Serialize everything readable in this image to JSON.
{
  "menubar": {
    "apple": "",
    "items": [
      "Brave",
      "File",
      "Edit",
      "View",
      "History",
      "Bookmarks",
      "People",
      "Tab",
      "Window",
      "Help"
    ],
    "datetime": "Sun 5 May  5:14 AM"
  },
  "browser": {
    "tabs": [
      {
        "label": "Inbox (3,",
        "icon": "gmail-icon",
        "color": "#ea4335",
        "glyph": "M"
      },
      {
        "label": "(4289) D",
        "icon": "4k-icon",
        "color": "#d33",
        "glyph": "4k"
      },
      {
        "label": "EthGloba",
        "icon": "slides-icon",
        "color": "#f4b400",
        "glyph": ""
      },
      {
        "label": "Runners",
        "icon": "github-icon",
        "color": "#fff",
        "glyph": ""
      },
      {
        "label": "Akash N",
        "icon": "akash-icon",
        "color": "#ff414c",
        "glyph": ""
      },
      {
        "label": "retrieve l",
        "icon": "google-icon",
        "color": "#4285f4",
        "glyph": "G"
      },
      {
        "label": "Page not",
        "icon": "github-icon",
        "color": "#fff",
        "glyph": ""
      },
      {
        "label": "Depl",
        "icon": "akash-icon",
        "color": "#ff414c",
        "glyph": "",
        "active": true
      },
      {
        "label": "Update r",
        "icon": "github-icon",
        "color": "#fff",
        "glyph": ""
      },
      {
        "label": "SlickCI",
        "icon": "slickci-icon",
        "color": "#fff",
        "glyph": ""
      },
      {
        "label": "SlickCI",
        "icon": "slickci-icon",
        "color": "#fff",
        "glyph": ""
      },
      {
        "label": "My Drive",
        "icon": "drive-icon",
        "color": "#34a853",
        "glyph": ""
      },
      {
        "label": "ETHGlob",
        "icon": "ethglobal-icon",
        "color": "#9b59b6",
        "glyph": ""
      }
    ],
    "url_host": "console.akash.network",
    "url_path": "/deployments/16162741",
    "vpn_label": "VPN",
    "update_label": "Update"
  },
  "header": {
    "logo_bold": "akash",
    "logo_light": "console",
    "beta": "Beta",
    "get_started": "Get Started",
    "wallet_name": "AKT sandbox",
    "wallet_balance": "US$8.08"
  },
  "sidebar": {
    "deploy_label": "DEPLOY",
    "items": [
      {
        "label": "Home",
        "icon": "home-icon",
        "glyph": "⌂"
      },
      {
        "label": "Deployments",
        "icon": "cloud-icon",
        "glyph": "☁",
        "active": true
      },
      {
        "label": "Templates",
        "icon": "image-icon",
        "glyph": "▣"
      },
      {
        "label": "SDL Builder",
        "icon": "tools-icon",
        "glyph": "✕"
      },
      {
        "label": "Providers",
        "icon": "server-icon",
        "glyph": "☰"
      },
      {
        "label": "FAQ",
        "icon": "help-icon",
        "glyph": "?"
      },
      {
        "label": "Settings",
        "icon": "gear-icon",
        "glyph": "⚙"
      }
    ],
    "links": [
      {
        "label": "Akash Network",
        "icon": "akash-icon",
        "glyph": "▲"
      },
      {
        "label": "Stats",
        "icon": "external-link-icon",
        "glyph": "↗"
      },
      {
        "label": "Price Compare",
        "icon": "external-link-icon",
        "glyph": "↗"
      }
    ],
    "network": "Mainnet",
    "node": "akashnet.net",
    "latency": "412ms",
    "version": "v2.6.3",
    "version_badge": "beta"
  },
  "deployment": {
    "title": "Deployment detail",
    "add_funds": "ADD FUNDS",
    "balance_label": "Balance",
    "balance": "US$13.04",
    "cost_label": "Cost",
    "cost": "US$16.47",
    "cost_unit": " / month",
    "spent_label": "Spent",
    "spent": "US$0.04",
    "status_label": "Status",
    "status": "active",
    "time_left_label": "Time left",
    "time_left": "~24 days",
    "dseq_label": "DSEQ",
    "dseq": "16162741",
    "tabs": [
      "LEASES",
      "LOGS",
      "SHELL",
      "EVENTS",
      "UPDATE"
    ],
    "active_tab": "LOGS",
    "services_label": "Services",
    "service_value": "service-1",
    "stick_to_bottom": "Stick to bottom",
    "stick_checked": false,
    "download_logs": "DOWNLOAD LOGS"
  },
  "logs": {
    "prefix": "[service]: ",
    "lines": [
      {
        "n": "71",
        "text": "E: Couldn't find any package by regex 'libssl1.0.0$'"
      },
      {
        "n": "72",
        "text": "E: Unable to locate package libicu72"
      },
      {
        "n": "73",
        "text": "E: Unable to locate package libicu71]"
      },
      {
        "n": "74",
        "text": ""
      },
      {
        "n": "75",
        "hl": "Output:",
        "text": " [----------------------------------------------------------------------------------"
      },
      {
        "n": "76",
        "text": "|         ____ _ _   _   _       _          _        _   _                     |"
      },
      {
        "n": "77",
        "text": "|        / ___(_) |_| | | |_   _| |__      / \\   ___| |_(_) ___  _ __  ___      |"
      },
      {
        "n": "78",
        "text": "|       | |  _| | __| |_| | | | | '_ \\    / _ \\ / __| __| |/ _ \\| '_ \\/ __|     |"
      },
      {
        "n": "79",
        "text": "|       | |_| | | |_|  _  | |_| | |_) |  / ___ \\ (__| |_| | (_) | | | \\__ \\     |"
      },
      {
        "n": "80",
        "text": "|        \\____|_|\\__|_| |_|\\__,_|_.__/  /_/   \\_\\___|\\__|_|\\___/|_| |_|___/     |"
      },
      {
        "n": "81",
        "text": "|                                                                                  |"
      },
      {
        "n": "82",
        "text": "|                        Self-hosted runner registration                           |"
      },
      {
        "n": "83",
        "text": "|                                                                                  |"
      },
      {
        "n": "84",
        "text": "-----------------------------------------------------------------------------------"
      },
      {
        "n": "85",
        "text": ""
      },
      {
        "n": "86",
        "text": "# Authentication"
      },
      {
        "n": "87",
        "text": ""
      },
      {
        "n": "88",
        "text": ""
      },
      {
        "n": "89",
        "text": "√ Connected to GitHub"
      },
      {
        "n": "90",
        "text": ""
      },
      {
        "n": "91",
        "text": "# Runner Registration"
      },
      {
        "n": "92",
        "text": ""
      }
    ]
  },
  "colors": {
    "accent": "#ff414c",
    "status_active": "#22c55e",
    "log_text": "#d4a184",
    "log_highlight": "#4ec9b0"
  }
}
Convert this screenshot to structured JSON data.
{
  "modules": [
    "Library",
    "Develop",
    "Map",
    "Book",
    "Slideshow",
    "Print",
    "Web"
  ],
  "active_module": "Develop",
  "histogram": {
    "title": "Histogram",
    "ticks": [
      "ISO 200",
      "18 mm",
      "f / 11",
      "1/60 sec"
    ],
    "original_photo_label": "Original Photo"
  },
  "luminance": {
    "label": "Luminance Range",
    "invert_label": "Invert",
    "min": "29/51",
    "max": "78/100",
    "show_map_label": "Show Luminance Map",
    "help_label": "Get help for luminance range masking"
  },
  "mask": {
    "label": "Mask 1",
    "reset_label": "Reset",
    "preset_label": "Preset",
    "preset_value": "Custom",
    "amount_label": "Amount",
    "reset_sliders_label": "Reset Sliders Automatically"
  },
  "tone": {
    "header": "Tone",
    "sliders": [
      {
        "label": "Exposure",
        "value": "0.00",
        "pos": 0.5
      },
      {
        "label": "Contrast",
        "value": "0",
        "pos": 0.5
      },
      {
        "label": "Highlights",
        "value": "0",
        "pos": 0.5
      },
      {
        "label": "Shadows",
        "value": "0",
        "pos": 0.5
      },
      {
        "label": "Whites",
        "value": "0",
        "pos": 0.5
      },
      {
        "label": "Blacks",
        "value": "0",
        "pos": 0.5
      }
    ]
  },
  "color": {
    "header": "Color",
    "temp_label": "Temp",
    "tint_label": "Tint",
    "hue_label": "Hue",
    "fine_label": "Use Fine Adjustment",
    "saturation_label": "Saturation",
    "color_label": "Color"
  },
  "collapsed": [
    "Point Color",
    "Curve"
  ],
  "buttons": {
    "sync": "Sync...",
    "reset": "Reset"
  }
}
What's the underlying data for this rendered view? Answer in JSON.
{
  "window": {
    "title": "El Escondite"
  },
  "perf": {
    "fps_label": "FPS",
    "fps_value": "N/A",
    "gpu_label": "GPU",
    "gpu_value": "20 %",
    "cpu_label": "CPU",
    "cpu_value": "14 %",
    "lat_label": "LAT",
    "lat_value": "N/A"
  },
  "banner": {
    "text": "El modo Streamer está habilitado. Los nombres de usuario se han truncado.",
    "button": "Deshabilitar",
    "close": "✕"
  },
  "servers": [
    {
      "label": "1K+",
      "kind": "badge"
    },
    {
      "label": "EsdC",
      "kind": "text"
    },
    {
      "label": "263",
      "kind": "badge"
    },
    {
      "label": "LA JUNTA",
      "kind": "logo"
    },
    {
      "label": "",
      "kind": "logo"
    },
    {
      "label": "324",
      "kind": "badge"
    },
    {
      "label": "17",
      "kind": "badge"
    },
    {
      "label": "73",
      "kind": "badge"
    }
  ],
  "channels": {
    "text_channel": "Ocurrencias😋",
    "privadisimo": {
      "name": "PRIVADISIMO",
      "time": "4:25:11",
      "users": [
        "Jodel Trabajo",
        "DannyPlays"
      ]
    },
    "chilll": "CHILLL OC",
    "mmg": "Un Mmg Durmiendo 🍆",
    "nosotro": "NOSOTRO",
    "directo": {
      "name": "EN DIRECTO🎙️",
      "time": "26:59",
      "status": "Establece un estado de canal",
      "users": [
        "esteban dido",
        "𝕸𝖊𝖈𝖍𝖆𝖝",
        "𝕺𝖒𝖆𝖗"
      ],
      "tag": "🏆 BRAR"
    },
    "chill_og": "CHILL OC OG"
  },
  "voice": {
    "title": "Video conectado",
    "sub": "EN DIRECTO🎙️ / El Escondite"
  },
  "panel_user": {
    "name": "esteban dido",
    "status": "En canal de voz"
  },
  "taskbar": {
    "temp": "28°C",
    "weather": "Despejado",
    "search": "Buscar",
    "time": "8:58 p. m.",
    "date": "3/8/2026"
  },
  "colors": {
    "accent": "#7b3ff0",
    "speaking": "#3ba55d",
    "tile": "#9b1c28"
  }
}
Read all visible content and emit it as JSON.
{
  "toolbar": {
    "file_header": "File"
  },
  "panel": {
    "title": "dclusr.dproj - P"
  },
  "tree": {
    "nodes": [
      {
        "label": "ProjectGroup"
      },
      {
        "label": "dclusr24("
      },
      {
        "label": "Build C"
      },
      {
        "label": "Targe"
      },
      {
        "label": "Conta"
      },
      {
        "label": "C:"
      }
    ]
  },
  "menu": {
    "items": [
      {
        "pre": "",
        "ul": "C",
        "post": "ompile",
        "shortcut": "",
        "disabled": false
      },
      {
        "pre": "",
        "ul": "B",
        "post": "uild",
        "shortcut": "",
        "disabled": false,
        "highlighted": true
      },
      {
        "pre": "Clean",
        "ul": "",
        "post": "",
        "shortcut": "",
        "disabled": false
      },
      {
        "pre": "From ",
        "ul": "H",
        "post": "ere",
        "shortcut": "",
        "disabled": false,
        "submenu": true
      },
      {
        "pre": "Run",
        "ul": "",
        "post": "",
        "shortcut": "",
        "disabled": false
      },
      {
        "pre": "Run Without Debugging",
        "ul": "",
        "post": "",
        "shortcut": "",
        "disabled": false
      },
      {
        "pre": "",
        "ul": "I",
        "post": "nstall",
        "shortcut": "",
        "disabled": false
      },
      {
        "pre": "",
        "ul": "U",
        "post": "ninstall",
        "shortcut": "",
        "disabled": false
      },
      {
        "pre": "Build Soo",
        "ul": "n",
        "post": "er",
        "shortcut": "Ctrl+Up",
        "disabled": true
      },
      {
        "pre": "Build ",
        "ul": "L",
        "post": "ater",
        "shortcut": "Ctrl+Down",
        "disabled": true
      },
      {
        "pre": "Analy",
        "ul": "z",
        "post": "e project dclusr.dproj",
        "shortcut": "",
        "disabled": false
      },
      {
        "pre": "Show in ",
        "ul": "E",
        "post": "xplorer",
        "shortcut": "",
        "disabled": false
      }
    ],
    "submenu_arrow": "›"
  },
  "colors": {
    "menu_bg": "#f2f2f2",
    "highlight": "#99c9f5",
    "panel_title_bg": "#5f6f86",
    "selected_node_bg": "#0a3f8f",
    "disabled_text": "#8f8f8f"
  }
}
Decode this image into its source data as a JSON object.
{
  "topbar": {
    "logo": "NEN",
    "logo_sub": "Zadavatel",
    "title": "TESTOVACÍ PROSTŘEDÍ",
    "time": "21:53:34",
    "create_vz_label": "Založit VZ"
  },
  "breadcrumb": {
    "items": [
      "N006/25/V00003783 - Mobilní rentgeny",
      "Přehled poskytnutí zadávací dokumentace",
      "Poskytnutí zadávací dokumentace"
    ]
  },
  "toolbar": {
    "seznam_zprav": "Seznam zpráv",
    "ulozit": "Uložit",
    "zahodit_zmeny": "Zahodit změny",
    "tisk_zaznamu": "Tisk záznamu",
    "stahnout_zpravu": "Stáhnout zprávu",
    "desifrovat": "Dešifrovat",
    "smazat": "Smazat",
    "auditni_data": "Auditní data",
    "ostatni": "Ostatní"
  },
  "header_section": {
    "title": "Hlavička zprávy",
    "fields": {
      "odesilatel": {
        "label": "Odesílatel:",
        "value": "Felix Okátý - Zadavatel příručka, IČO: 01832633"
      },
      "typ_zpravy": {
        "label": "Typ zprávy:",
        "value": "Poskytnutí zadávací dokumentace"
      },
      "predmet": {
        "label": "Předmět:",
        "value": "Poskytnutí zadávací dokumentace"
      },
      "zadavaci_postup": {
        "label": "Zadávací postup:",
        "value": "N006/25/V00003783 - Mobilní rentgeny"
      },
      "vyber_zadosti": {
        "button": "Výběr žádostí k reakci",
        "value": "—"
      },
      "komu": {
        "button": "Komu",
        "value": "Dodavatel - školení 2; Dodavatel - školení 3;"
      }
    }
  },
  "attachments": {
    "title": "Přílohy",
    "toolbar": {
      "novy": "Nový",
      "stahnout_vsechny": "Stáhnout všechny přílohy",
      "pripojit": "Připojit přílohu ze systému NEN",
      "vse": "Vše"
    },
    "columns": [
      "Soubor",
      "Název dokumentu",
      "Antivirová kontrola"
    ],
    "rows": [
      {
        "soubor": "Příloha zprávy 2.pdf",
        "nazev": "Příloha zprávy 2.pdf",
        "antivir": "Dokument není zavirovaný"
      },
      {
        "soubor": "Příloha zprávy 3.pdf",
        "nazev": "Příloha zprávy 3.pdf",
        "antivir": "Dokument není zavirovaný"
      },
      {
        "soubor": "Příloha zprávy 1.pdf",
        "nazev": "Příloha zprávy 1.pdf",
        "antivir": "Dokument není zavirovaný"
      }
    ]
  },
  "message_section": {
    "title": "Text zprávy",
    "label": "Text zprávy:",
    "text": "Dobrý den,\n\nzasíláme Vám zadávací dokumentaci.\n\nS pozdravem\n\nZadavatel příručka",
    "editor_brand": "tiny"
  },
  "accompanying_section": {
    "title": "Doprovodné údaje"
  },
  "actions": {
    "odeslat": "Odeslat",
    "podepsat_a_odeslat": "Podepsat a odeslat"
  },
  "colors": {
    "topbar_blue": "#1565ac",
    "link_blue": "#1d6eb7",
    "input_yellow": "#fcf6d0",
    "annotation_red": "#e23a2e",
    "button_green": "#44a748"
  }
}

§ TASK TO COMPLETE
Only the number is wanted: how many lines contain the string "Escondite"?

§ ANSWER TO THIS EXERCISE
2